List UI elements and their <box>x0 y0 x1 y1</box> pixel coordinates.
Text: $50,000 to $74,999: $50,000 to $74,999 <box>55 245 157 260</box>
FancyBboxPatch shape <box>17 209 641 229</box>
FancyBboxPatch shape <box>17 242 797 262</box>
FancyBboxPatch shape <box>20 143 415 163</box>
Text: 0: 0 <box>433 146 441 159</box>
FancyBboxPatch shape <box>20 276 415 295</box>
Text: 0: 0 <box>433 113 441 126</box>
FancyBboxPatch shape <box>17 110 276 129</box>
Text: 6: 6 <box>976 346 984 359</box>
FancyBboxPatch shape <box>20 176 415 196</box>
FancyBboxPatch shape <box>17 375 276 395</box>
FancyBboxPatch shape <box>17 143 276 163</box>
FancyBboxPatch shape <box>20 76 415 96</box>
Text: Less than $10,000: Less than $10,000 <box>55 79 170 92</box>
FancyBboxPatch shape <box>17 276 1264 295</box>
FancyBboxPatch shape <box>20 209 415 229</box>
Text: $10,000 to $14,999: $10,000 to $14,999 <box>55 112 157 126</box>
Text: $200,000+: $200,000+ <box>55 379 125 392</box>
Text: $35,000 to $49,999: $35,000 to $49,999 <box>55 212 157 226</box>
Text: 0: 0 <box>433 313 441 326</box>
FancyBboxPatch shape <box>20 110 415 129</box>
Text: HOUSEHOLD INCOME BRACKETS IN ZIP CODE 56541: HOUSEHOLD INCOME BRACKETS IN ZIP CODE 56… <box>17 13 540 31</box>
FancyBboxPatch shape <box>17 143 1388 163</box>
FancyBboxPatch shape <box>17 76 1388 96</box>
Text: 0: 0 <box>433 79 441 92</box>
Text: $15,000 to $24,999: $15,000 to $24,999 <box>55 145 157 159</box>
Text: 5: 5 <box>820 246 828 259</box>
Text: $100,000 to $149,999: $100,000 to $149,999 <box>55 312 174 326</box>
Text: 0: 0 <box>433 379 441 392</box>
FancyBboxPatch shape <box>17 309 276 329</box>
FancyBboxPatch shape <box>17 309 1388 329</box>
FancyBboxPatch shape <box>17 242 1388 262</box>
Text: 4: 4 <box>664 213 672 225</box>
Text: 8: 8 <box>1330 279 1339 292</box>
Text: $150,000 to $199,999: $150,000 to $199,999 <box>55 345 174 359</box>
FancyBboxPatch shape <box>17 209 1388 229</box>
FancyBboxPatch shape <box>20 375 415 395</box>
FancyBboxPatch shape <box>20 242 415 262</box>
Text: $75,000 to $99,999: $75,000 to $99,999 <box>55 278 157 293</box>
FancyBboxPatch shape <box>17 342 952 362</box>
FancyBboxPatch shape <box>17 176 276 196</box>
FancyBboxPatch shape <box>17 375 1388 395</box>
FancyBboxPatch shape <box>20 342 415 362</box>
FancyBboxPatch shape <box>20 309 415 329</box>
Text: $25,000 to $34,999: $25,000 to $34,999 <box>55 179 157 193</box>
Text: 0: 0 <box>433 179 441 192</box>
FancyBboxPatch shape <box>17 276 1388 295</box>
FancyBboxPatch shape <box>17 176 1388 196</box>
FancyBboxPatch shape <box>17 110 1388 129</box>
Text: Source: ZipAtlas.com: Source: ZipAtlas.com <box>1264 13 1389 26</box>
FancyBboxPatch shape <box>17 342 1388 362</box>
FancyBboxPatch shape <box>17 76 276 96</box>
···
**Görev**
Yukarıdaki listenin bütün satırlarını hiçbir değişiklik yapmadan olduğu gibi çıktı olarak ver.

**Yazılı yanıt**
List UI elements and their <box>x0 y0 x1 y1</box> pixel coordinates.
Text: $50,000 to $74,999: $50,000 to $74,999 <box>55 245 157 260</box>
FancyBboxPatch shape <box>17 209 641 229</box>
FancyBboxPatch shape <box>17 242 797 262</box>
FancyBboxPatch shape <box>20 143 415 163</box>
Text: 0: 0 <box>433 146 441 159</box>
FancyBboxPatch shape <box>20 276 415 295</box>
Text: 0: 0 <box>433 113 441 126</box>
FancyBboxPatch shape <box>17 110 276 129</box>
Text: 6: 6 <box>976 346 984 359</box>
FancyBboxPatch shape <box>20 176 415 196</box>
FancyBboxPatch shape <box>17 375 276 395</box>
FancyBboxPatch shape <box>17 143 276 163</box>
FancyBboxPatch shape <box>20 76 415 96</box>
Text: Less than $10,000: Less than $10,000 <box>55 79 170 92</box>
FancyBboxPatch shape <box>17 276 1264 295</box>
FancyBboxPatch shape <box>20 209 415 229</box>
Text: $10,000 to $14,999: $10,000 to $14,999 <box>55 112 157 126</box>
Text: $200,000+: $200,000+ <box>55 379 125 392</box>
Text: $35,000 to $49,999: $35,000 to $49,999 <box>55 212 157 226</box>
Text: 0: 0 <box>433 313 441 326</box>
FancyBboxPatch shape <box>20 110 415 129</box>
Text: HOUSEHOLD INCOME BRACKETS IN ZIP CODE 56541: HOUSEHOLD INCOME BRACKETS IN ZIP CODE 56… <box>17 13 540 31</box>
FancyBboxPatch shape <box>17 143 1388 163</box>
FancyBboxPatch shape <box>17 76 1388 96</box>
Text: 0: 0 <box>433 79 441 92</box>
Text: $15,000 to $24,999: $15,000 to $24,999 <box>55 145 157 159</box>
Text: 5: 5 <box>820 246 828 259</box>
Text: $100,000 to $149,999: $100,000 to $149,999 <box>55 312 174 326</box>
Text: 0: 0 <box>433 379 441 392</box>
FancyBboxPatch shape <box>17 309 276 329</box>
FancyBboxPatch shape <box>17 309 1388 329</box>
FancyBboxPatch shape <box>17 242 1388 262</box>
Text: 4: 4 <box>664 213 672 225</box>
Text: 8: 8 <box>1330 279 1339 292</box>
Text: $150,000 to $199,999: $150,000 to $199,999 <box>55 345 174 359</box>
FancyBboxPatch shape <box>17 209 1388 229</box>
FancyBboxPatch shape <box>20 375 415 395</box>
FancyBboxPatch shape <box>20 242 415 262</box>
Text: $75,000 to $99,999: $75,000 to $99,999 <box>55 278 157 293</box>
FancyBboxPatch shape <box>17 342 952 362</box>
FancyBboxPatch shape <box>17 176 276 196</box>
FancyBboxPatch shape <box>17 375 1388 395</box>
FancyBboxPatch shape <box>20 342 415 362</box>
FancyBboxPatch shape <box>20 309 415 329</box>
Text: $25,000 to $34,999: $25,000 to $34,999 <box>55 179 157 193</box>
Text: 0: 0 <box>433 179 441 192</box>
FancyBboxPatch shape <box>17 276 1388 295</box>
FancyBboxPatch shape <box>17 176 1388 196</box>
FancyBboxPatch shape <box>17 110 1388 129</box>
Text: Source: ZipAtlas.com: Source: ZipAtlas.com <box>1264 13 1389 26</box>
FancyBboxPatch shape <box>17 342 1388 362</box>
FancyBboxPatch shape <box>17 76 276 96</box>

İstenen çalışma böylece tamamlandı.